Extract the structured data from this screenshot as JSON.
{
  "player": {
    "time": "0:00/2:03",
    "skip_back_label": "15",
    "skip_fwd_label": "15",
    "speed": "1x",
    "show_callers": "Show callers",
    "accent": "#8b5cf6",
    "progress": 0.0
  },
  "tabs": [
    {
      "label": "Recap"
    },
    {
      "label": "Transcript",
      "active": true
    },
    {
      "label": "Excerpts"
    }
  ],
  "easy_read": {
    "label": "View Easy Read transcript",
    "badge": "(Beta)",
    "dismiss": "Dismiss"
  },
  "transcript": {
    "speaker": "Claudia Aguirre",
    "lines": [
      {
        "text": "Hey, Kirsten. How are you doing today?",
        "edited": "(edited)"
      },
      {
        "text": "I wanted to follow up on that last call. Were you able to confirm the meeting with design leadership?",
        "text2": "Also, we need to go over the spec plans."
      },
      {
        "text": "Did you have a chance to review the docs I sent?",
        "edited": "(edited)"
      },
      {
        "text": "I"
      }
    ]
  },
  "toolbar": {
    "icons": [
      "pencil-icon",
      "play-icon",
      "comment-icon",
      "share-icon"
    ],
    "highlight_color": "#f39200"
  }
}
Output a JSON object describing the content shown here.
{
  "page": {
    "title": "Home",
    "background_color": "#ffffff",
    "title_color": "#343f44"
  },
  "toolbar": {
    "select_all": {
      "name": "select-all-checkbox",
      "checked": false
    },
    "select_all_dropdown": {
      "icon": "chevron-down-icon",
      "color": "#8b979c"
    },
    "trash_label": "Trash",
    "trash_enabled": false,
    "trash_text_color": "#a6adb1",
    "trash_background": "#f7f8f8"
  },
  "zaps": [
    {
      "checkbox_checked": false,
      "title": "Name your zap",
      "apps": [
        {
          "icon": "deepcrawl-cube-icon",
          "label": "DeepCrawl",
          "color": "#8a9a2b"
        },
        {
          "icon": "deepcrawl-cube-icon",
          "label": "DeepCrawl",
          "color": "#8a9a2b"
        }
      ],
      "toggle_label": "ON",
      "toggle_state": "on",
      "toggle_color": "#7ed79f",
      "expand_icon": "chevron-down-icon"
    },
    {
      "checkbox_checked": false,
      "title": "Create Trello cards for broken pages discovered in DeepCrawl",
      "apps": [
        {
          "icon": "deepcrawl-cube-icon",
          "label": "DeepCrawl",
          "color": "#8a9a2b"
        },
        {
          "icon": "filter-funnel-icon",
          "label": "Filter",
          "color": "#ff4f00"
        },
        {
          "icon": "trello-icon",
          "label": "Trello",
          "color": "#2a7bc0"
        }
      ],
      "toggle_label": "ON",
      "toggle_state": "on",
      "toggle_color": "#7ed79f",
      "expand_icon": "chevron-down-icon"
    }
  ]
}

§ §

What you will do: Retype the entries one by one, exactly.

Result for this task:
Extract the structured data from this screenshot as JSON.
{
  "player": {
    "time": "0:00/2:03",
    "skip_back_label": "15",
    "skip_fwd_label": "15",
    "speed": "1x",
    "show_callers": "Show callers",
    "accent": "#8b5cf6",
    "progress": 0.0
  },
  "tabs": [
    {
      "label": "Recap"
    },
    {
      "label": "Transcript",
      "active": true
    },
    {
      "label": "Excerpts"
    }
  ],
  "easy_read": {
    "label": "View Easy Read transcript",
    "badge": "(Beta)",
    "dismiss": "Dismiss"
  },
  "transcript": {
    "speaker": "Claudia Aguirre",
    "lines": [
      {
        "text": "Hey, Kirsten. How are you doing today?",
        "edited": "(edited)"
      },
      {
        "text": "I wanted to follow up on that last call. Were you able to confirm the meeting with design leadership?",
        "text2": "Also, we need to go over the spec plans."
      },
      {
        "text": "Did you have a chance to review the docs I sent?",
        "edited": "(edited)"
      },
      {
        "text": "I"
      }
    ]
  },
  "toolbar": {
    "icons": [
      "pencil-icon",
      "play-icon",
      "comment-icon",
      "share-icon"
    ],
    "highlight_color": "#f39200"
  }
}
Output a JSON object describing the content shown here.
{
  "page": {
    "title": "Home",
    "background_color": "#ffffff",
    "title_color": "#343f44"
  },
  "toolbar": {
    "select_all": {
      "name": "select-all-checkbox",
      "checked": false
    },
    "select_all_dropdown": {
      "icon": "chevron-down-icon",
      "color": "#8b979c"
    },
    "trash_label": "Trash",
    "trash_enabled": false,
    "trash_text_color": "#a6adb1",
    "trash_background": "#f7f8f8"
  },
  "zaps": [
    {
      "checkbox_checked": false,
      "title": "Name your zap",
      "apps": [
        {
          "icon": "deepcrawl-cube-icon",
          "label": "DeepCrawl",
          "color": "#8a9a2b"
        },
        {
          "icon": "deepcrawl-cube-icon",
          "label": "DeepCrawl",
          "color": "#8a9a2b"
        }
      ],
      "toggle_label": "ON",
      "toggle_state": "on",
      "toggle_color": "#7ed79f",
      "expand_icon": "chevron-down-icon"
    },
    {
      "checkbox_checked": false,
      "title": "Create Trello cards for broken pages discovered in DeepCrawl",
      "apps": [
        {
          "icon": "deepcrawl-cube-icon",
          "label": "DeepCrawl",
          "color": "#8a9a2b"
        },
        {
          "icon": "filter-funnel-icon",
          "label": "Filter",
          "color": "#ff4f00"
        },
        {
          "icon": "trello-icon",
          "label": "Trello",
          "color": "#2a7bc0"
        }
      ],
      "toggle_label": "ON",
      "toggle_state": "on",
      "toggle_color": "#7ed79f",
      "expand_icon": "chevron-down-icon"
    }
  ]
}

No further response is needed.